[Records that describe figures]

====

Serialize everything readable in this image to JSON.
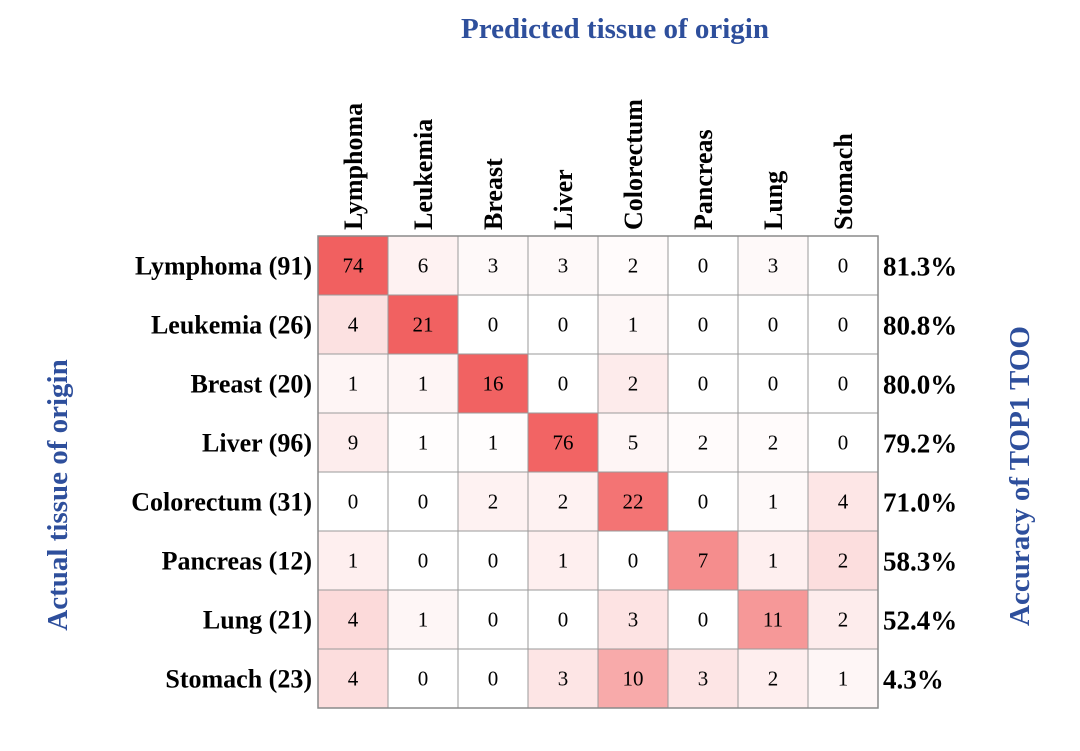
{
  "chart_data": {
    "type": "heatmap",
    "title": "Predicted tissue of origin",
    "xlabel": "Predicted tissue of origin",
    "ylabel": "Actual tissue of origin",
    "right_label": "Accuracy of  TOP1 TOO",
    "columns": [
      "Lymphoma",
      "Leukemia",
      "Breast",
      "Liver",
      "Colorectum",
      "Pancreas",
      "Lung",
      "Stomach"
    ],
    "rows": [
      "Lymphoma (91)",
      "Leukemia (26)",
      "Breast (20)",
      "Liver (96)",
      "Colorectum (31)",
      "Pancreas (12)",
      "Lung (21)",
      "Stomach (23)"
    ],
    "values": [
      [
        74,
        6,
        3,
        3,
        2,
        0,
        3,
        0
      ],
      [
        4,
        21,
        0,
        0,
        1,
        0,
        0,
        0
      ],
      [
        1,
        1,
        16,
        0,
        2,
        0,
        0,
        0
      ],
      [
        9,
        1,
        1,
        76,
        5,
        2,
        2,
        0
      ],
      [
        0,
        0,
        2,
        2,
        22,
        0,
        1,
        4
      ],
      [
        1,
        0,
        0,
        1,
        0,
        7,
        1,
        2
      ],
      [
        4,
        1,
        0,
        0,
        3,
        0,
        11,
        2
      ],
      [
        4,
        0,
        0,
        3,
        10,
        3,
        2,
        1
      ]
    ],
    "accuracy": [
      "81.3%",
      "80.8%",
      "80.0%",
      "79.2%",
      "71.0%",
      "58.3%",
      "52.4%",
      "4.3%"
    ],
    "colors": {
      "high": "#ee3b3b",
      "low": "#ffffff",
      "title": "#2e4f9c"
    }
  }
}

====

Task details.
Repeat each entry exactly as it appears; skip any picture.

Full response.
Serialize everything readable in this image to JSON.
{
  "chart_data": {
    "type": "heatmap",
    "title": "Predicted tissue of origin",
    "xlabel": "Predicted tissue of origin",
    "ylabel": "Actual tissue of origin",
    "right_label": "Accuracy of  TOP1 TOO",
    "columns": [
      "Lymphoma",
      "Leukemia",
      "Breast",
      "Liver",
      "Colorectum",
      "Pancreas",
      "Lung",
      "Stomach"
    ],
    "rows": [
      "Lymphoma (91)",
      "Leukemia (26)",
      "Breast (20)",
      "Liver (96)",
      "Colorectum (31)",
      "Pancreas (12)",
      "Lung (21)",
      "Stomach (23)"
    ],
    "values": [
      [
        74,
        6,
        3,
        3,
        2,
        0,
        3,
        0
      ],
      [
        4,
        21,
        0,
        0,
        1,
        0,
        0,
        0
      ],
      [
        1,
        1,
        16,
        0,
        2,
        0,
        0,
        0
      ],
      [
        9,
        1,
        1,
        76,
        5,
        2,
        2,
        0
      ],
      [
        0,
        0,
        2,
        2,
        22,
        0,
        1,
        4
      ],
      [
        1,
        0,
        0,
        1,
        0,
        7,
        1,
        2
      ],
      [
        4,
        1,
        0,
        0,
        3,
        0,
        11,
        2
      ],
      [
        4,
        0,
        0,
        3,
        10,
        3,
        2,
        1
      ]
    ],
    "accuracy": [
      "81.3%",
      "80.8%",
      "80.0%",
      "79.2%",
      "71.0%",
      "58.3%",
      "52.4%",
      "4.3%"
    ],
    "colors": {
      "high": "#ee3b3b",
      "low": "#ffffff",
      "title": "#2e4f9c"
    }
  }
}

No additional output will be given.